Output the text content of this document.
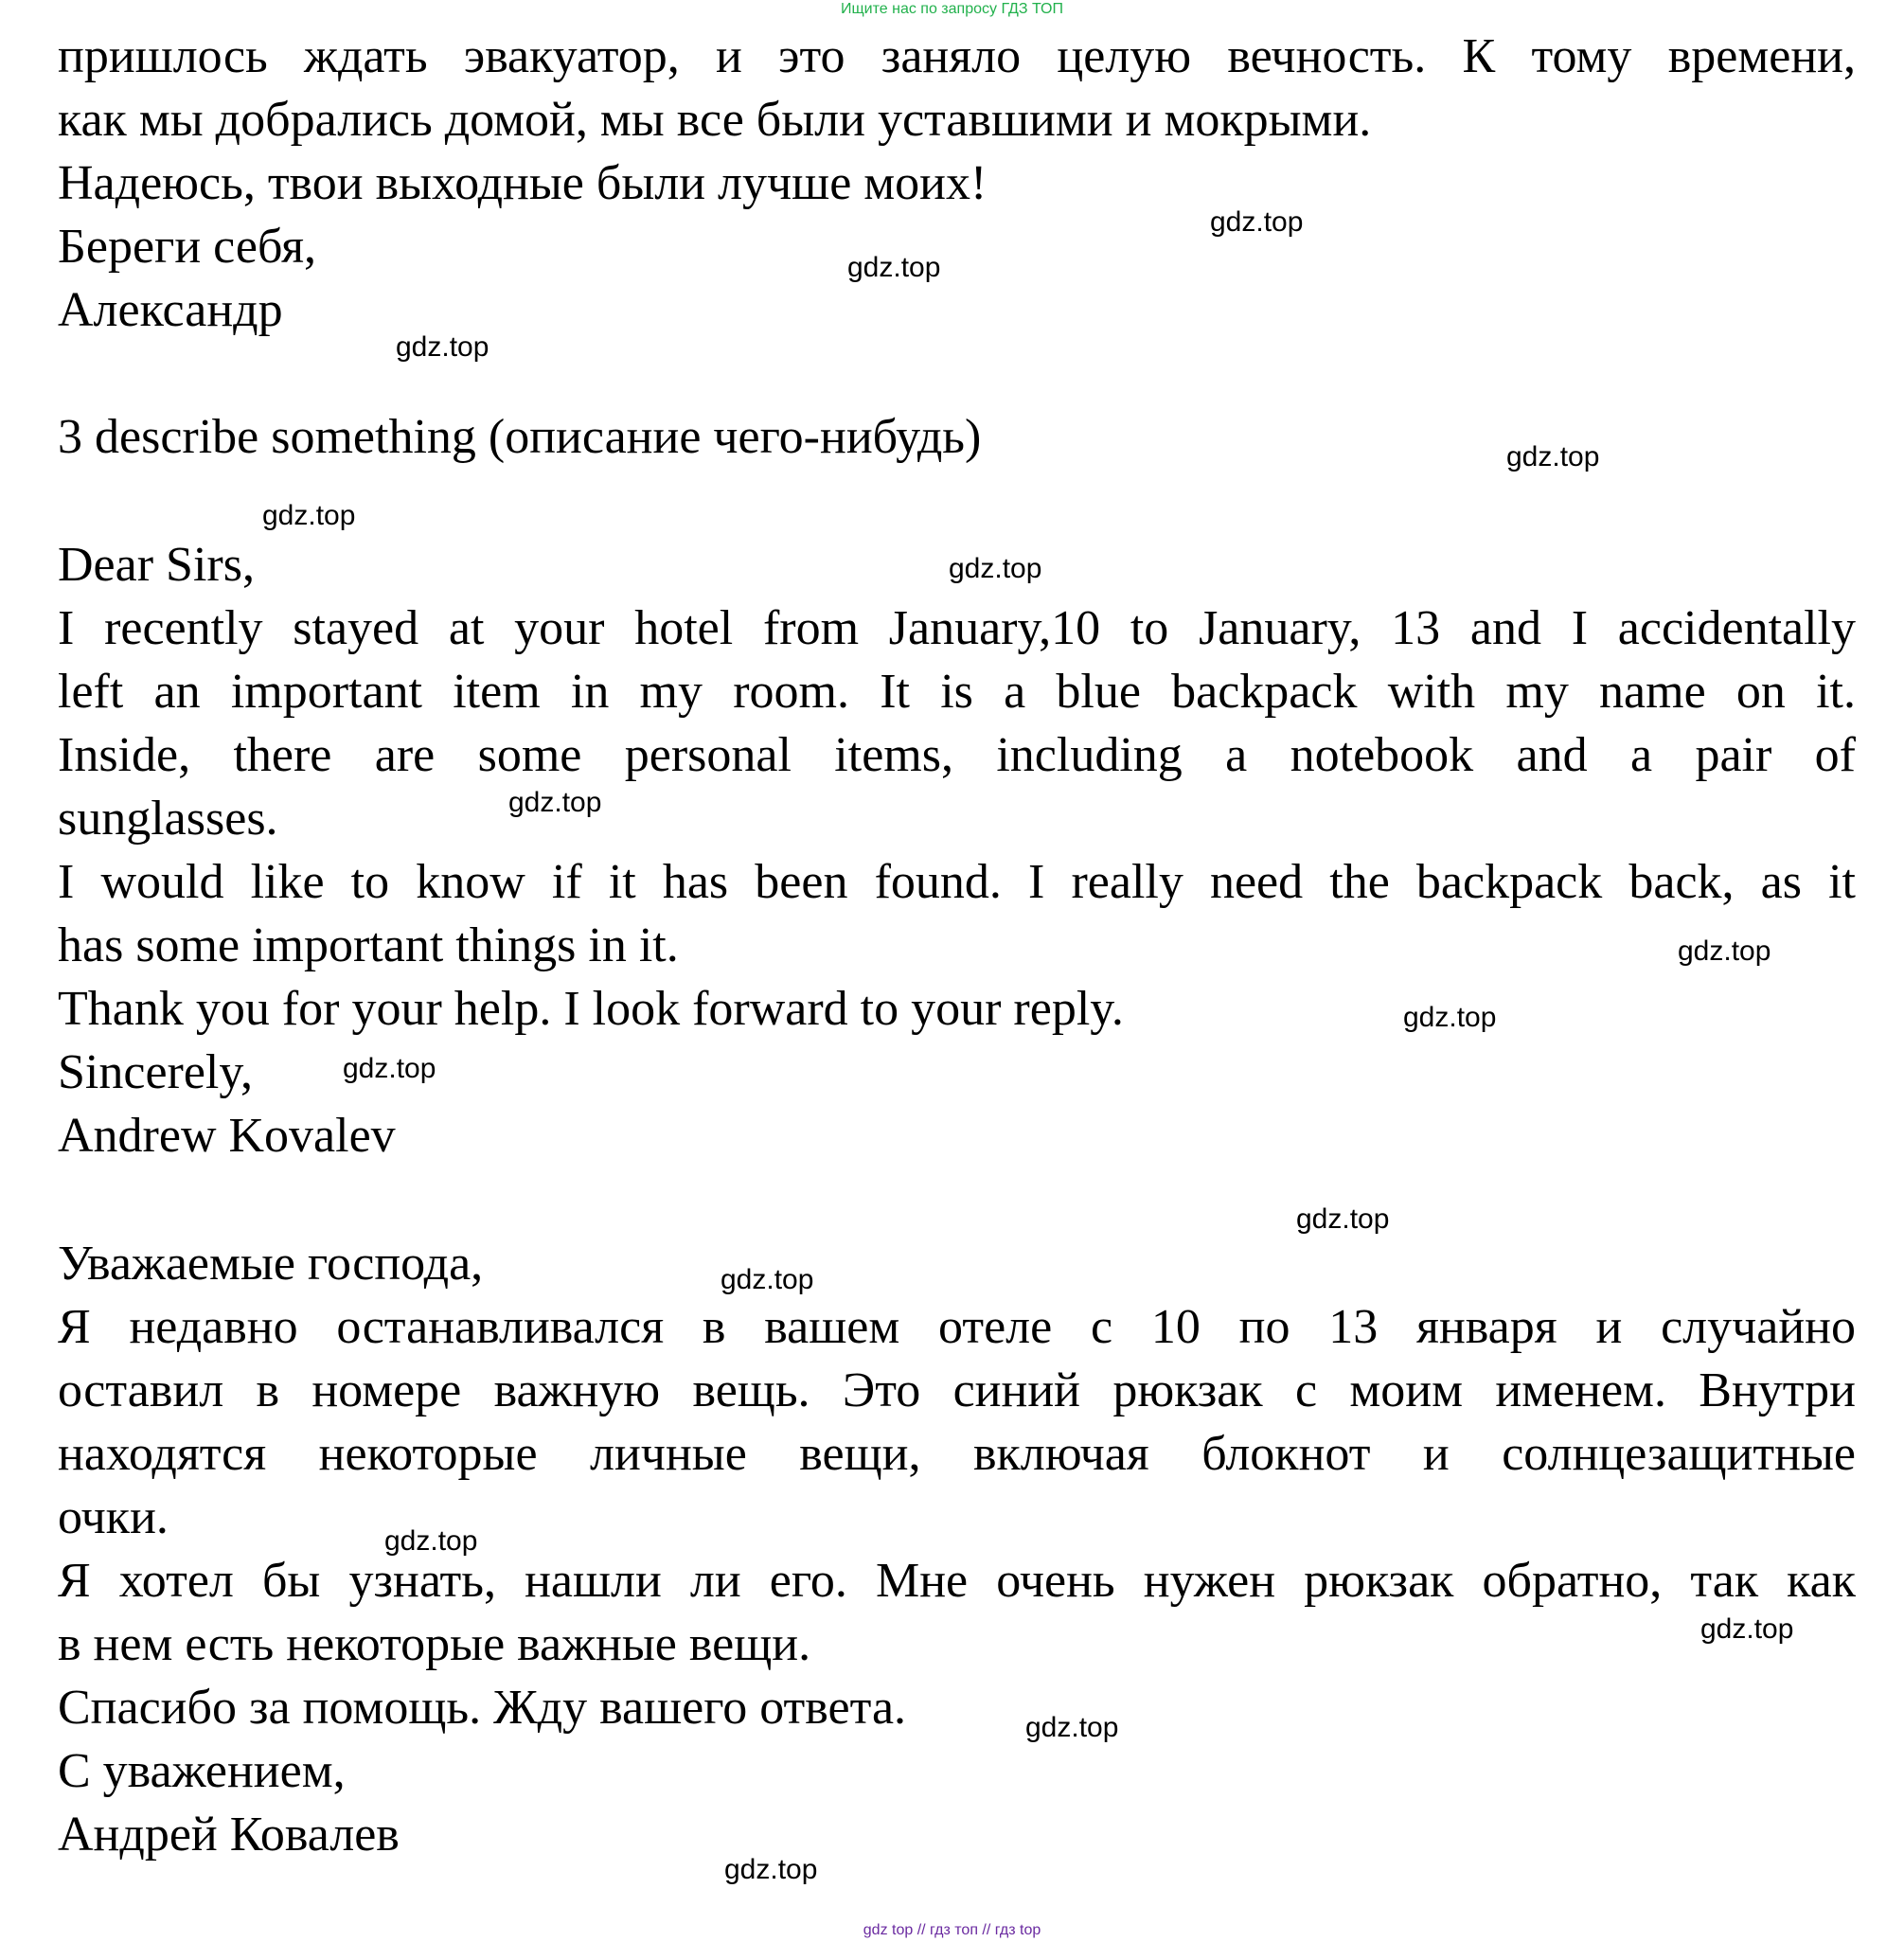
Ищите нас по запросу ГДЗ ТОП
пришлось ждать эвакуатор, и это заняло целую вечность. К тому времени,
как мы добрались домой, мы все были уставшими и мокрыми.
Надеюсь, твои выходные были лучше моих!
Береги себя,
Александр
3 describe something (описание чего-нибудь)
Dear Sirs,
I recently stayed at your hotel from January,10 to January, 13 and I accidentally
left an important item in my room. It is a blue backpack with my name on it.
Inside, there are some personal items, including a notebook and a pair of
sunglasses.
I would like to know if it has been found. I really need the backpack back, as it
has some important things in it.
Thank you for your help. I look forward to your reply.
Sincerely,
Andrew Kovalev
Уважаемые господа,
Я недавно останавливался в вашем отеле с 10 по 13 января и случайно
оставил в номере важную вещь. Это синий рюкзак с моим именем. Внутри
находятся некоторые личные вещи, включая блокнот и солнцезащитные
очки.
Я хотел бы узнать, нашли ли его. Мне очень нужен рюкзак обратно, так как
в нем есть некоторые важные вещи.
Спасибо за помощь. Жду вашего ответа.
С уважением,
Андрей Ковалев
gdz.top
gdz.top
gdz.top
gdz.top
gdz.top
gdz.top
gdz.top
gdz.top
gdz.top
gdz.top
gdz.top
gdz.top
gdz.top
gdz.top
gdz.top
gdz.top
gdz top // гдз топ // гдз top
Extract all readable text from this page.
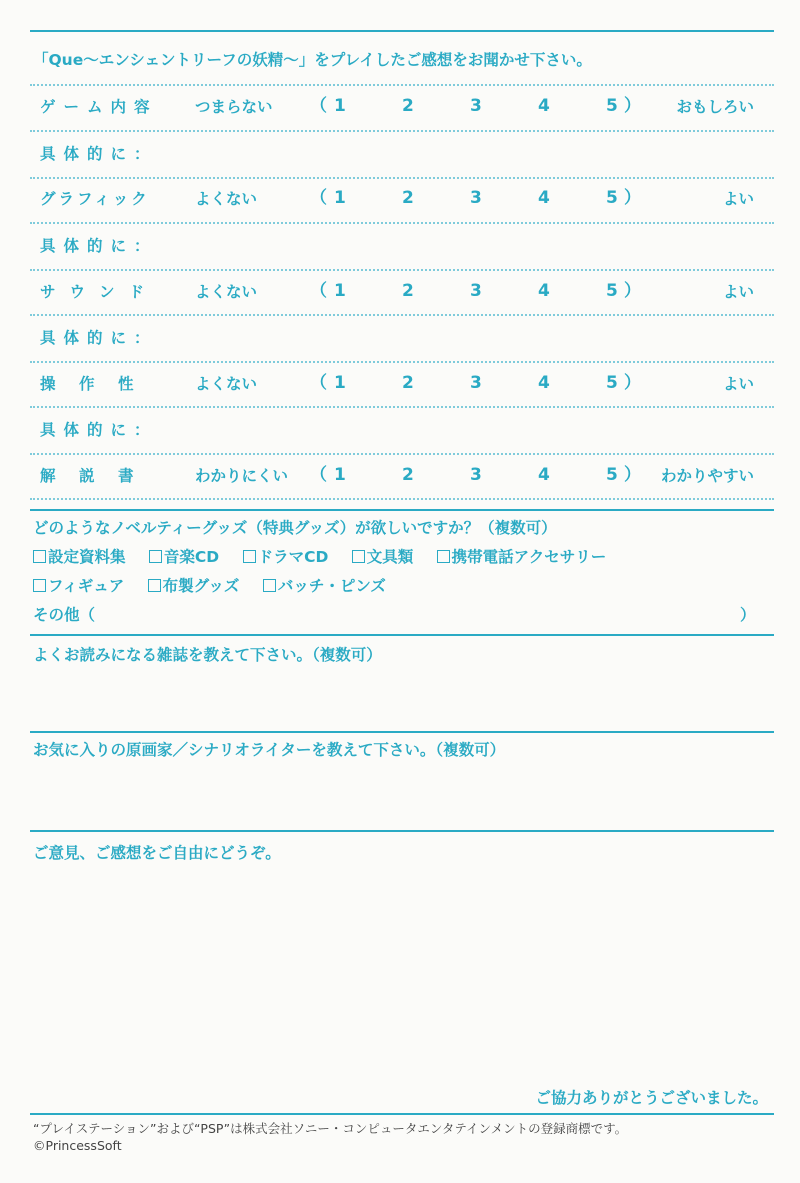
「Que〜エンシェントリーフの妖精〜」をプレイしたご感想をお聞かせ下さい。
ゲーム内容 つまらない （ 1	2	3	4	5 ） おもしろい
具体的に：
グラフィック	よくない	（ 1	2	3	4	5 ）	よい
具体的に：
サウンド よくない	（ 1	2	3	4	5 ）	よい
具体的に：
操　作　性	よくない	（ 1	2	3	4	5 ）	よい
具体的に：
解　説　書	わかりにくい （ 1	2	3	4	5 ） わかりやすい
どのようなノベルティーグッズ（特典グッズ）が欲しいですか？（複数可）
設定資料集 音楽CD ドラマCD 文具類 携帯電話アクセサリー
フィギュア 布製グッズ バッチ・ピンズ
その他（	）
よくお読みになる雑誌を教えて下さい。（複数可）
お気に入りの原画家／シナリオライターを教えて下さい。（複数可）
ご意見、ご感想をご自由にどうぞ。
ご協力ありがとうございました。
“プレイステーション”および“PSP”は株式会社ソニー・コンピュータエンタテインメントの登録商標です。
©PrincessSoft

TASK REQUIREMENTS:
Copy out the entries verbatim and leave the images out.

THE REPLY:
Output the text content of this document.
Ищите нас по запросу ГДЗ ТОП
пришлось ждать эвакуатор, и это заняло целую вечность. К тому времени,
как мы добрались домой, мы все были уставшими и мокрыми.
Надеюсь, твои выходные были лучше моих!
Береги себя,
Александр
3 describe something (описание чего-нибудь)
Dear Sirs,
I recently stayed at your hotel from January,10 to January, 13 and I accidentally
left an important item in my room. It is a blue backpack with my name on it.
Inside, there are some personal items, including a notebook and a pair of
sunglasses.
I would like to know if it has been found. I really need the backpack back, as it
has some important things in it.
Thank you for your help. I look forward to your reply.
Sincerely,
Andrew Kovalev
Уважаемые господа,
Я недавно останавливался в вашем отеле с 10 по 13 января и случайно
оставил в номере важную вещь. Это синий рюкзак с моим именем. Внутри
находятся некоторые личные вещи, включая блокнот и солнцезащитные
очки.
Я хотел бы узнать, нашли ли его. Мне очень нужен рюкзак обратно, так как
в нем есть некоторые важные вещи.
Спасибо за помощь. Жду вашего ответа.
С уважением,
Андрей Ковалев
gdz.top
gdz.top
gdz.top
gdz.top
gdz.top
gdz.top
gdz.top
gdz.top
gdz.top
gdz.top
gdz.top
gdz.top
gdz.top
gdz.top
gdz.top
gdz.top
gdz top // гдз топ // гдз top
Extract all readable text from this page.
「Que〜エンシェントリーフの妖精〜」をプレイしたご感想をお聞かせ下さい。
ゲーム内容 つまらない （ 1	2	3	4	5 ） おもしろい
具体的に：
グラフィック	よくない	（ 1	2	3	4	5 ）	よい
具体的に：
サウンド よくない	（ 1	2	3	4	5 ）	よい
具体的に：
操　作　性	よくない	（ 1	2	3	4	5 ）	よい
具体的に：
解　説　書	わかりにくい （ 1	2	3	4	5 ） わかりやすい
どのようなノベルティーグッズ（特典グッズ）が欲しいですか？（複数可）
設定資料集 音楽CD ドラマCD 文具類 携帯電話アクセサリー
フィギュア 布製グッズ バッチ・ピンズ
その他（	）
よくお読みになる雑誌を教えて下さい。（複数可）
お気に入りの原画家／シナリオライターを教えて下さい。（複数可）
ご意見、ご感想をご自由にどうぞ。
ご協力ありがとうございました。
“プレイステーション”および“PSP”は株式会社ソニー・コンピュータエンタテインメントの登録商標です。
©PrincessSoft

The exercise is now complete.